INSTRUCTION. Repeat each entry word for word. Leave any images out of the copy.

[Stored items]
=======

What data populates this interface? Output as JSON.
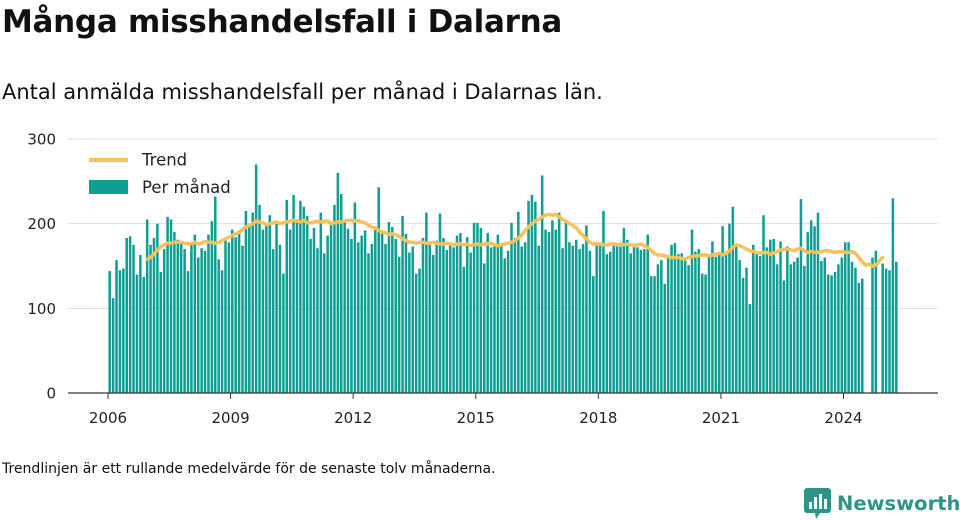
{
  "header": {
    "title": "Många misshandelsfall i Dalarna",
    "subtitle": "Antal anmälda misshandelsfall per månad i Dalarnas län."
  },
  "footer": {
    "note": "Trendlinjen är ett rullande medelvärde för de senaste tolv månaderna.",
    "brand": "Newsworthy"
  },
  "colors": {
    "bar": "#0e9e93",
    "trend": "#f8c15a",
    "grid": "#dddddd",
    "axis": "#333333",
    "brand": "#2f9488"
  },
  "chart_data": {
    "type": "bar",
    "x_unit": "month",
    "x_start": "2006-01",
    "xticks": [
      "2006",
      "2009",
      "2012",
      "2015",
      "2018",
      "2021",
      "2024"
    ],
    "yticks": [
      0,
      100,
      200,
      300
    ],
    "ylim": [
      0,
      300
    ],
    "grid": "horizontal",
    "legend": {
      "placement": "top-left"
    },
    "series": [
      {
        "name": "Per månad",
        "kind": "bar",
        "values": [
          144,
          112,
          157,
          145,
          147,
          183,
          185,
          175,
          140,
          163,
          137,
          205,
          175,
          183,
          200,
          143,
          170,
          208,
          205,
          190,
          181,
          177,
          170,
          144,
          175,
          187,
          160,
          171,
          168,
          187,
          203,
          232,
          158,
          145,
          181,
          178,
          193,
          184,
          188,
          174,
          215,
          199,
          213,
          270,
          222,
          193,
          200,
          210,
          170,
          200,
          175,
          141,
          228,
          193,
          234,
          205,
          227,
          220,
          209,
          182,
          195,
          171,
          213,
          165,
          186,
          201,
          222,
          260,
          235,
          203,
          194,
          182,
          225,
          178,
          186,
          192,
          165,
          176,
          196,
          243,
          189,
          176,
          202,
          196,
          182,
          161,
          209,
          188,
          166,
          173,
          141,
          147,
          183,
          213,
          175,
          163,
          180,
          212,
          183,
          169,
          177,
          172,
          186,
          189,
          149,
          184,
          166,
          201,
          201,
          195,
          153,
          189,
          172,
          174,
          187,
          176,
          159,
          168,
          201,
          183,
          214,
          173,
          178,
          227,
          234,
          226,
          174,
          257,
          193,
          190,
          204,
          193,
          213,
          171,
          202,
          178,
          174,
          181,
          170,
          176,
          198,
          168,
          138,
          178,
          174,
          215,
          164,
          167,
          174,
          173,
          173,
          195,
          181,
          165,
          176,
          172,
          169,
          170,
          187,
          138,
          138,
          152,
          157,
          129,
          160,
          175,
          177,
          164,
          165,
          157,
          151,
          193,
          167,
          170,
          141,
          140,
          161,
          179,
          161,
          167,
          197,
          164,
          200,
          220,
          175,
          157,
          136,
          148,
          105,
          175,
          164,
          162,
          210,
          172,
          181,
          182,
          152,
          179,
          133,
          173,
          152,
          155,
          160,
          229,
          150,
          190,
          204,
          197,
          213,
          156,
          160,
          140,
          139,
          143,
          152,
          160,
          178,
          178,
          155,
          148,
          130,
          135,
          0,
          0,
          160,
          168,
          0,
          153,
          147,
          145,
          230,
          155
        ]
      },
      {
        "name": "Trend",
        "kind": "line",
        "start_month": "2006-12",
        "values": [
          158,
          160,
          164,
          169,
          173,
          175,
          177,
          177,
          178,
          178,
          178,
          177,
          176,
          177,
          178,
          176,
          177,
          179,
          178,
          178,
          177,
          178,
          180,
          182,
          184,
          186,
          188,
          190,
          193,
          196,
          198,
          200,
          203,
          202,
          201,
          199,
          200,
          201,
          202,
          200,
          201,
          202,
          203,
          204,
          203,
          202,
          204,
          201,
          201,
          202,
          203,
          202,
          203,
          203,
          200,
          201,
          202,
          202,
          203,
          204,
          204,
          203,
          204,
          202,
          201,
          198,
          196,
          195,
          192,
          190,
          189,
          187,
          188,
          187,
          185,
          182,
          180,
          178,
          178,
          177,
          178,
          178,
          177,
          177,
          178,
          177,
          176,
          176,
          177,
          176,
          175,
          176,
          176,
          175,
          176,
          174,
          175,
          176,
          175,
          176,
          176,
          177,
          175,
          174,
          175,
          176,
          177,
          178,
          180,
          183,
          187,
          192,
          196,
          200,
          203,
          205,
          208,
          210,
          211,
          210,
          211,
          208,
          205,
          203,
          200,
          198,
          195,
          190,
          186,
          182,
          178,
          176,
          176,
          176,
          175,
          175,
          176,
          176,
          175,
          176,
          175,
          176,
          175,
          174,
          175,
          176,
          174,
          172,
          168,
          165,
          163,
          163,
          162,
          161,
          160,
          160,
          160,
          159,
          158,
          160,
          161,
          162,
          162,
          163,
          163,
          162,
          163,
          164,
          165,
          163,
          165,
          168,
          172,
          175,
          174,
          172,
          170,
          168,
          167,
          166,
          165,
          166,
          166,
          164,
          165,
          167,
          169,
          170,
          170,
          169,
          168,
          170,
          171,
          168,
          166,
          167,
          166,
          166,
          167,
          168,
          168,
          167,
          166,
          167,
          167,
          166,
          166,
          167,
          165,
          160,
          155,
          151,
          152,
          150,
          151,
          156,
          160
        ]
      }
    ]
  }
}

=======

COMPLETE OUTPUT.
What data populates this interface? Output as JSON.
{
  "header": {
    "title": "Många misshandelsfall i Dalarna",
    "subtitle": "Antal anmälda misshandelsfall per månad i Dalarnas län."
  },
  "footer": {
    "note": "Trendlinjen är ett rullande medelvärde för de senaste tolv månaderna.",
    "brand": "Newsworthy"
  },
  "colors": {
    "bar": "#0e9e93",
    "trend": "#f8c15a",
    "grid": "#dddddd",
    "axis": "#333333",
    "brand": "#2f9488"
  },
  "chart_data": {
    "type": "bar",
    "x_unit": "month",
    "x_start": "2006-01",
    "xticks": [
      "2006",
      "2009",
      "2012",
      "2015",
      "2018",
      "2021",
      "2024"
    ],
    "yticks": [
      0,
      100,
      200,
      300
    ],
    "ylim": [
      0,
      300
    ],
    "grid": "horizontal",
    "legend": {
      "placement": "top-left"
    },
    "series": [
      {
        "name": "Per månad",
        "kind": "bar",
        "values": [
          144,
          112,
          157,
          145,
          147,
          183,
          185,
          175,
          140,
          163,
          137,
          205,
          175,
          183,
          200,
          143,
          170,
          208,
          205,
          190,
          181,
          177,
          170,
          144,
          175,
          187,
          160,
          171,
          168,
          187,
          203,
          232,
          158,
          145,
          181,
          178,
          193,
          184,
          188,
          174,
          215,
          199,
          213,
          270,
          222,
          193,
          200,
          210,
          170,
          200,
          175,
          141,
          228,
          193,
          234,
          205,
          227,
          220,
          209,
          182,
          195,
          171,
          213,
          165,
          186,
          201,
          222,
          260,
          235,
          203,
          194,
          182,
          225,
          178,
          186,
          192,
          165,
          176,
          196,
          243,
          189,
          176,
          202,
          196,
          182,
          161,
          209,
          188,
          166,
          173,
          141,
          147,
          183,
          213,
          175,
          163,
          180,
          212,
          183,
          169,
          177,
          172,
          186,
          189,
          149,
          184,
          166,
          201,
          201,
          195,
          153,
          189,
          172,
          174,
          187,
          176,
          159,
          168,
          201,
          183,
          214,
          173,
          178,
          227,
          234,
          226,
          174,
          257,
          193,
          190,
          204,
          193,
          213,
          171,
          202,
          178,
          174,
          181,
          170,
          176,
          198,
          168,
          138,
          178,
          174,
          215,
          164,
          167,
          174,
          173,
          173,
          195,
          181,
          165,
          176,
          172,
          169,
          170,
          187,
          138,
          138,
          152,
          157,
          129,
          160,
          175,
          177,
          164,
          165,
          157,
          151,
          193,
          167,
          170,
          141,
          140,
          161,
          179,
          161,
          167,
          197,
          164,
          200,
          220,
          175,
          157,
          136,
          148,
          105,
          175,
          164,
          162,
          210,
          172,
          181,
          182,
          152,
          179,
          133,
          173,
          152,
          155,
          160,
          229,
          150,
          190,
          204,
          197,
          213,
          156,
          160,
          140,
          139,
          143,
          152,
          160,
          178,
          178,
          155,
          148,
          130,
          135,
          0,
          0,
          160,
          168,
          0,
          153,
          147,
          145,
          230,
          155
        ]
      },
      {
        "name": "Trend",
        "kind": "line",
        "start_month": "2006-12",
        "values": [
          158,
          160,
          164,
          169,
          173,
          175,
          177,
          177,
          178,
          178,
          178,
          177,
          176,
          177,
          178,
          176,
          177,
          179,
          178,
          178,
          177,
          178,
          180,
          182,
          184,
          186,
          188,
          190,
          193,
          196,
          198,
          200,
          203,
          202,
          201,
          199,
          200,
          201,
          202,
          200,
          201,
          202,
          203,
          204,
          203,
          202,
          204,
          201,
          201,
          202,
          203,
          202,
          203,
          203,
          200,
          201,
          202,
          202,
          203,
          204,
          204,
          203,
          204,
          202,
          201,
          198,
          196,
          195,
          192,
          190,
          189,
          187,
          188,
          187,
          185,
          182,
          180,
          178,
          178,
          177,
          178,
          178,
          177,
          177,
          178,
          177,
          176,
          176,
          177,
          176,
          175,
          176,
          176,
          175,
          176,
          174,
          175,
          176,
          175,
          176,
          176,
          177,
          175,
          174,
          175,
          176,
          177,
          178,
          180,
          183,
          187,
          192,
          196,
          200,
          203,
          205,
          208,
          210,
          211,
          210,
          211,
          208,
          205,
          203,
          200,
          198,
          195,
          190,
          186,
          182,
          178,
          176,
          176,
          176,
          175,
          175,
          176,
          176,
          175,
          176,
          175,
          176,
          175,
          174,
          175,
          176,
          174,
          172,
          168,
          165,
          163,
          163,
          162,
          161,
          160,
          160,
          160,
          159,
          158,
          160,
          161,
          162,
          162,
          163,
          163,
          162,
          163,
          164,
          165,
          163,
          165,
          168,
          172,
          175,
          174,
          172,
          170,
          168,
          167,
          166,
          165,
          166,
          166,
          164,
          165,
          167,
          169,
          170,
          170,
          169,
          168,
          170,
          171,
          168,
          166,
          167,
          166,
          166,
          167,
          168,
          168,
          167,
          166,
          167,
          167,
          166,
          166,
          167,
          165,
          160,
          155,
          151,
          152,
          150,
          151,
          156,
          160
        ]
      }
    ]
  }
}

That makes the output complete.